**** Supplied records ****

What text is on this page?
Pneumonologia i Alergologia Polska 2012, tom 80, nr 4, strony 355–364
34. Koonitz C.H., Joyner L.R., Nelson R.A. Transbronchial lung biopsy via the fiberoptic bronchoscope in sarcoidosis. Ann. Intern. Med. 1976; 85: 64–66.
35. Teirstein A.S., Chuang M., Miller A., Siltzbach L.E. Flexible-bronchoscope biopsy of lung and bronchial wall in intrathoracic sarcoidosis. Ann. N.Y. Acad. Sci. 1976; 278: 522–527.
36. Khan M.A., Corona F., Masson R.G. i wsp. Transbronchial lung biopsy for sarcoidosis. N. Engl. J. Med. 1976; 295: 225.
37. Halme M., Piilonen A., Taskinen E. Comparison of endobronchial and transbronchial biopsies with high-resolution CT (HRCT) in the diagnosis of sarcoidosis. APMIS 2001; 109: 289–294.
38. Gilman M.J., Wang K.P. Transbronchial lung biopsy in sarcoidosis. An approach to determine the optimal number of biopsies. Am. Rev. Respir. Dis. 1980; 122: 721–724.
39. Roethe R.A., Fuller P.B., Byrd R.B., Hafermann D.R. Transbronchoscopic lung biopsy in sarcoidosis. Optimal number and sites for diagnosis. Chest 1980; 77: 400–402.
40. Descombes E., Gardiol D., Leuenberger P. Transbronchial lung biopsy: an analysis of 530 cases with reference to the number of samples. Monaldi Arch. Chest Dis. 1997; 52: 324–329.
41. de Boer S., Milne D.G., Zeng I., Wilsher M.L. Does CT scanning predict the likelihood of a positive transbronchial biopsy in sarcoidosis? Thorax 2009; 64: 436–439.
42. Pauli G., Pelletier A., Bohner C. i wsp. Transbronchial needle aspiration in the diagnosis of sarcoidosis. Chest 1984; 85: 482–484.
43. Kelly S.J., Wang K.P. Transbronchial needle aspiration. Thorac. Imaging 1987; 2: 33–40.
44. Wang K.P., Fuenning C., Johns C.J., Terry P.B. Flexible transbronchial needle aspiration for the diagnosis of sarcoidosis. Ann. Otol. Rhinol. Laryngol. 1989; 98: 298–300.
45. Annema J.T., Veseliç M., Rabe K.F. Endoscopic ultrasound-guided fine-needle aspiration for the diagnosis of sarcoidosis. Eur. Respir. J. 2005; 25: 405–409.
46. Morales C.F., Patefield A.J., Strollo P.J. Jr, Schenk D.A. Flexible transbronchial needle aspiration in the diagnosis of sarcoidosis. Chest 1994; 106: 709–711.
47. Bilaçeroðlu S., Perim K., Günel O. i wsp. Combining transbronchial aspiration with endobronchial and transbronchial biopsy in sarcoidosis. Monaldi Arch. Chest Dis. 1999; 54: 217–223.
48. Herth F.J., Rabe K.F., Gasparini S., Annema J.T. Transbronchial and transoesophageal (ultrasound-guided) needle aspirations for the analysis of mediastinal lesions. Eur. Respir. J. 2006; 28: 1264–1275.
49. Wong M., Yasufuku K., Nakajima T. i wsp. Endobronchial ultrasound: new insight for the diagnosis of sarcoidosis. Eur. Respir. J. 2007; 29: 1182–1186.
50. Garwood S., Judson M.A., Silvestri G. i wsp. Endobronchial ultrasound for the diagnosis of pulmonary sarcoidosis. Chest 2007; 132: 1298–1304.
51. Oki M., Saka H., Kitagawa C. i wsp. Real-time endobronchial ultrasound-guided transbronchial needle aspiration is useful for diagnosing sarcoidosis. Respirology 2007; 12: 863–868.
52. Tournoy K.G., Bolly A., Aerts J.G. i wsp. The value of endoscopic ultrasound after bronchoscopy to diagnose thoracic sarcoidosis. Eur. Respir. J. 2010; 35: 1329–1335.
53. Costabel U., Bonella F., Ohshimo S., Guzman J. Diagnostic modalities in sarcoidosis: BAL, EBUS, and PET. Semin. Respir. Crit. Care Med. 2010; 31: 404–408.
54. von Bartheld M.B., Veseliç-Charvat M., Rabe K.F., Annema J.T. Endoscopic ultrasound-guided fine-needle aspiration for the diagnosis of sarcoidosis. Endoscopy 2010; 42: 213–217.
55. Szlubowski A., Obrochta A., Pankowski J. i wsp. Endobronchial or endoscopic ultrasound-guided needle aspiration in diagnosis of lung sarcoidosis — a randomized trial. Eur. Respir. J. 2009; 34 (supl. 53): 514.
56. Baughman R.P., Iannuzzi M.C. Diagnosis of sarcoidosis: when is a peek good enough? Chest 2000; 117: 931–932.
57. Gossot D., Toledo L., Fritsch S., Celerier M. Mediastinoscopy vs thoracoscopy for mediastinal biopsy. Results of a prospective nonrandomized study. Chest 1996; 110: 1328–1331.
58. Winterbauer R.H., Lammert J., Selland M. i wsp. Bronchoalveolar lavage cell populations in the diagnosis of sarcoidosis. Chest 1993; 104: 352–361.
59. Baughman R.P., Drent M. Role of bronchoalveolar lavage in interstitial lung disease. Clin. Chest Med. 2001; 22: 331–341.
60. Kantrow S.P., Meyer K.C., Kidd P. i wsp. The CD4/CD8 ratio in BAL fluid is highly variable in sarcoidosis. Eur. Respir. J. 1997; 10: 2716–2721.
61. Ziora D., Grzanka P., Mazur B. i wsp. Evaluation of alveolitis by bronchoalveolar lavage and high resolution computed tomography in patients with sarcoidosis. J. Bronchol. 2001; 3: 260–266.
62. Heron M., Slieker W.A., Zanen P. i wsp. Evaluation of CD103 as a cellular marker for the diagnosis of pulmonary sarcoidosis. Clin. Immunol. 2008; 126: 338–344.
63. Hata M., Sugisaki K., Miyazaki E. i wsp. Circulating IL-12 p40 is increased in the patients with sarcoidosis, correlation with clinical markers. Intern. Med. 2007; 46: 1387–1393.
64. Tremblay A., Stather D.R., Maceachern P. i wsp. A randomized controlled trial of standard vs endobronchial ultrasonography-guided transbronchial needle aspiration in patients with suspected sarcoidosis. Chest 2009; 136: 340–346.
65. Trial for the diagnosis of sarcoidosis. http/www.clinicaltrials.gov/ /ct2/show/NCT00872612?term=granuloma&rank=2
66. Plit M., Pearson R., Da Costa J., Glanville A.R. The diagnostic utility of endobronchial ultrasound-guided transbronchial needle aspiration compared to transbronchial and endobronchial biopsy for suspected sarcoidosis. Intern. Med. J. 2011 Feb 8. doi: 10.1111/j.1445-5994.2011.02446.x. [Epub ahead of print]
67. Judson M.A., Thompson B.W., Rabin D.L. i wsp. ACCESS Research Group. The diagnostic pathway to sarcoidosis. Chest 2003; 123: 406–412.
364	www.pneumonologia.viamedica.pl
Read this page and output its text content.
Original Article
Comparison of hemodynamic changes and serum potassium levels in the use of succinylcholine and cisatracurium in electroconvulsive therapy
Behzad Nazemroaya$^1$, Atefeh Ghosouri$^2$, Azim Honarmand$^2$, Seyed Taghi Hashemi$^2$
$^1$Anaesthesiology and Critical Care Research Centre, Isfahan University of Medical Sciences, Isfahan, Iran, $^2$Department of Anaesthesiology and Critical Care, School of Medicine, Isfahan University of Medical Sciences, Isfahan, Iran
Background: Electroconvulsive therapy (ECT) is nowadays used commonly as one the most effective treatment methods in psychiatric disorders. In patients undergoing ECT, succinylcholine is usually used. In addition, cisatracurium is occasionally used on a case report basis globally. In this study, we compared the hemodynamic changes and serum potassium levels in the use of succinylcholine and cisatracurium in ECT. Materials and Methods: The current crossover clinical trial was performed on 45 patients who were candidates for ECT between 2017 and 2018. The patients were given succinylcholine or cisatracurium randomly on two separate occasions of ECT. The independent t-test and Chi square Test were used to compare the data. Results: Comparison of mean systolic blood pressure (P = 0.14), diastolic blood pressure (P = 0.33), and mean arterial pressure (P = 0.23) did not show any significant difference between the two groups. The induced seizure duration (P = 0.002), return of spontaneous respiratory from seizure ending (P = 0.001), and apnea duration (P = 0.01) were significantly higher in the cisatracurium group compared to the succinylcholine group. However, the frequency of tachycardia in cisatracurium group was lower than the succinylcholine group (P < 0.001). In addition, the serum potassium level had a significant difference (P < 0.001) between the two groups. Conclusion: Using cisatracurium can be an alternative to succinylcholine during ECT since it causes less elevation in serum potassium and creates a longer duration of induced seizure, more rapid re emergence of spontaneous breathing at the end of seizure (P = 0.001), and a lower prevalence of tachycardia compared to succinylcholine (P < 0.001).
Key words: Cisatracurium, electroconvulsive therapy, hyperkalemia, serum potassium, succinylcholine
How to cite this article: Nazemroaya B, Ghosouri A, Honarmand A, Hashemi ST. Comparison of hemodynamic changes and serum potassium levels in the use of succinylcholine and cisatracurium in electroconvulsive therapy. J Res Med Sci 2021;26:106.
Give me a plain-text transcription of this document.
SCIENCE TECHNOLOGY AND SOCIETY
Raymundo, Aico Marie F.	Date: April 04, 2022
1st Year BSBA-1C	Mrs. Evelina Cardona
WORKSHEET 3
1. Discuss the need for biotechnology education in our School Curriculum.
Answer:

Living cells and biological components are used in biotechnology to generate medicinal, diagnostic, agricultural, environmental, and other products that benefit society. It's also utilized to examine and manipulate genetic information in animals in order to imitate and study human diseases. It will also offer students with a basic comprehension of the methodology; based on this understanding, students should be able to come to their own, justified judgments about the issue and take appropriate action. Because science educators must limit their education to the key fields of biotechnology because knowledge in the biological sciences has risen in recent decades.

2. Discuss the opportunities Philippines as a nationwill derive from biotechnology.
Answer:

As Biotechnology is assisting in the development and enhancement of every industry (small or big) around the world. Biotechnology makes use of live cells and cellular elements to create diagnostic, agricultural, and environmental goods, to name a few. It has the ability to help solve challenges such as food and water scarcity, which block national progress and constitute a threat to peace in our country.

****

**What you should do:**
Reproduce each line of the records in which the word "Baughman" appears.

**Written response:**
56. Baughman R.P., Iannuzzi M.C. Diagnosis of sarcoidosis: when is a peek good enough? Chest 2000; 117: 931–932.
59. Baughman R.P., Drent M. Role of bronchoalveolar lavage in interstitial lung disease. Clin. Chest Med. 2001; 22: 331–341.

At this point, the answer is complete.